◆ Given request
Lay out as a numbered list the lines running from the one containing "Patent image size: (1033, 669)." through the end of the entries, inclusive, leaving out any blank lines.

◆ Saved data entries

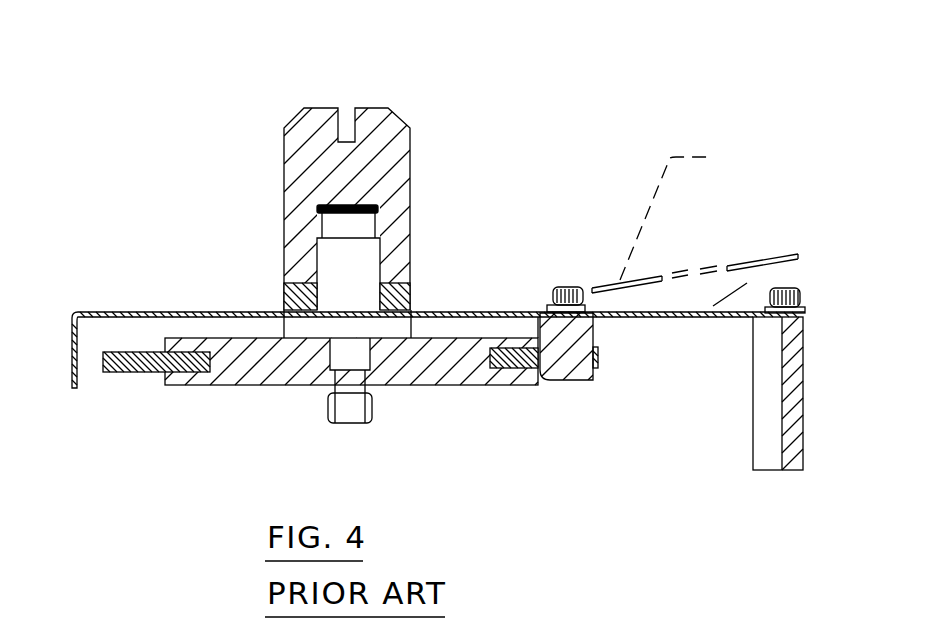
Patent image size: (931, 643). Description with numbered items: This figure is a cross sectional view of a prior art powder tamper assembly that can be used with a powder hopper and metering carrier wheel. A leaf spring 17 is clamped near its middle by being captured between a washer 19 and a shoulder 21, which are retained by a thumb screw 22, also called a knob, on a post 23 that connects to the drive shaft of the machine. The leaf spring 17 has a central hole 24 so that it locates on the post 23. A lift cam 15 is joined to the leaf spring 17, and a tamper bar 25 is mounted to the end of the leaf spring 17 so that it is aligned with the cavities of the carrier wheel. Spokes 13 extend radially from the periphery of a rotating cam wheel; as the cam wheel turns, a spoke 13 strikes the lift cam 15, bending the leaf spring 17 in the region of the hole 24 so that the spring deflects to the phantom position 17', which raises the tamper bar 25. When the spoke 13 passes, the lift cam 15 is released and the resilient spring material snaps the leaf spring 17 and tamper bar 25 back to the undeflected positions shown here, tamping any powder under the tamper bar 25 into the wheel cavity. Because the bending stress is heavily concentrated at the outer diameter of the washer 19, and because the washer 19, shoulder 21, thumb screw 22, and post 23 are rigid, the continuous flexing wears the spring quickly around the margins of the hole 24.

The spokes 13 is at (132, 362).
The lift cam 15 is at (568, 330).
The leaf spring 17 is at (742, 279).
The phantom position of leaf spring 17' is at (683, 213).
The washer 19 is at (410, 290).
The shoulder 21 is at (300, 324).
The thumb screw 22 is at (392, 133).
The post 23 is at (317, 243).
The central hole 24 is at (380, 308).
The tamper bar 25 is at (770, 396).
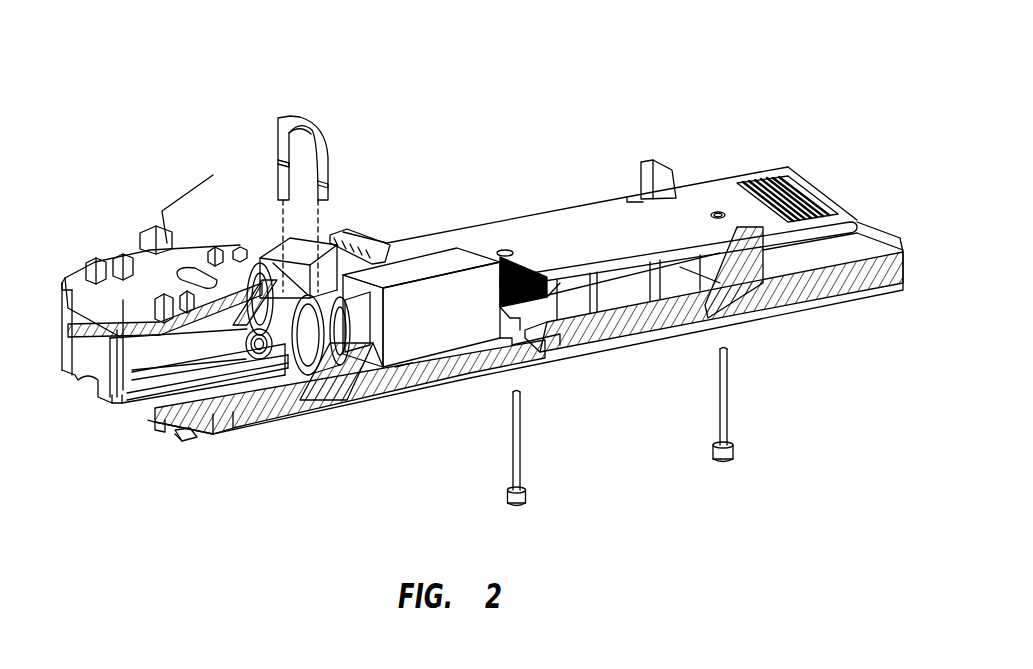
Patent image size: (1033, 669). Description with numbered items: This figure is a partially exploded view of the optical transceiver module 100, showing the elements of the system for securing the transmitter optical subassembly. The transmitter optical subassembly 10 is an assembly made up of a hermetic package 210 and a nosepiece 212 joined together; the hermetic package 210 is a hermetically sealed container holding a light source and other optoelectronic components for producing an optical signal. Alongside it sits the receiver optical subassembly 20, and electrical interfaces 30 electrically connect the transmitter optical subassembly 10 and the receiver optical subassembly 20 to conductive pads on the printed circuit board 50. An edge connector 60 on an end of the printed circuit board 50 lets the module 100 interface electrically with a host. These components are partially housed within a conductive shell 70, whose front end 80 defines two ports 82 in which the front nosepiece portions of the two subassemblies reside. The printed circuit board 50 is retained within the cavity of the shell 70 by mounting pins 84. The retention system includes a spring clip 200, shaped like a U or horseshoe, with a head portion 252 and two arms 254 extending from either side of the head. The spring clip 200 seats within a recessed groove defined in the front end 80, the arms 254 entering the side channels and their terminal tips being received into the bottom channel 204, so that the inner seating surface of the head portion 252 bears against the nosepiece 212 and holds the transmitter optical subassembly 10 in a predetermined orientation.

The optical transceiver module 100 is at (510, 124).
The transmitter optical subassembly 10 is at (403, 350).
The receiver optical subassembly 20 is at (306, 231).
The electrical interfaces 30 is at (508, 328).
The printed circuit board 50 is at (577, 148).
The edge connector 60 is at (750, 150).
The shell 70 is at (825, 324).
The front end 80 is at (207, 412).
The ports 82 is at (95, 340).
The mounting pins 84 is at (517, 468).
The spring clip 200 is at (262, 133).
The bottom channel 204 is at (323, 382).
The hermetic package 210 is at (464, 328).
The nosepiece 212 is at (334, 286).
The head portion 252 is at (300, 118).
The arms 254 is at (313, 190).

◆ Response
1. Patent image size: (1033, 669). Description with numbered items: This figure is a partially exploded view of the optical transceiver module 100, showing the elements of the system for securing the transmitter optical subassembly. The transmitter optical subassembly 10 is an assembly made up of a hermetic package 210 and a nosepiece 212 joined together; the hermetic package 210 is a hermetically sealed container holding a light source and other optoelectronic components for producing an optical signal. Alongside it sits the receiver optical subassembly 20, and electrical interfaces 30 electrically connect the transmitter optical subassembly 10 and the receiver optical subassembly 20 to conductive pads on the printed circuit board 50. An edge connector 60 on an end of the printed circuit board 50 lets the module 100 interface electrically with a host. These components are partially housed within a conductive shell 70, whose front end 80 defines two ports 82 in which the front nosepiece portions of the two subassemblies reside. The printed circuit board 50 is retained within the cavity of the shell 70 by mounting pins 84. The retention system includes a spring clip 200, shaped like a U or horseshoe, with a head portion 252 and two arms 254 extending from either side of the head. The spring clip 200 seats within a recessed groove defined in the front end 80, the arms 254 entering the side channels and their terminal tips being received into the bottom channel 204, so that the inner seating surface of the head portion 252 bears against the nosepiece 212 and holds the transmitter optical subassembly 10 in a predetermined orientation.
2. The optical transceiver module 100 is at (510, 124).
3. The transmitter optical subassembly 10 is at (403, 350).
4. The receiver optical subassembly 20 is at (306, 231).
5. The electrical interfaces 30 is at (508, 328).
6. The printed circuit board 50 is at (577, 148).
7. The edge connector 60 is at (750, 150).
8. The shell 70 is at (825, 324).
9. The front end 80 is at (207, 412).
10. The ports 82 is at (95, 340).
11. The mounting pins 84 is at (517, 468).
12. The spring clip 200 is at (262, 133).
13. The bottom channel 204 is at (323, 382).
14. The hermetic package 210 is at (464, 328).
15. The nosepiece 212 is at (334, 286).
16. The head portion 252 is at (300, 118).
17. The arms 254 is at (313, 190).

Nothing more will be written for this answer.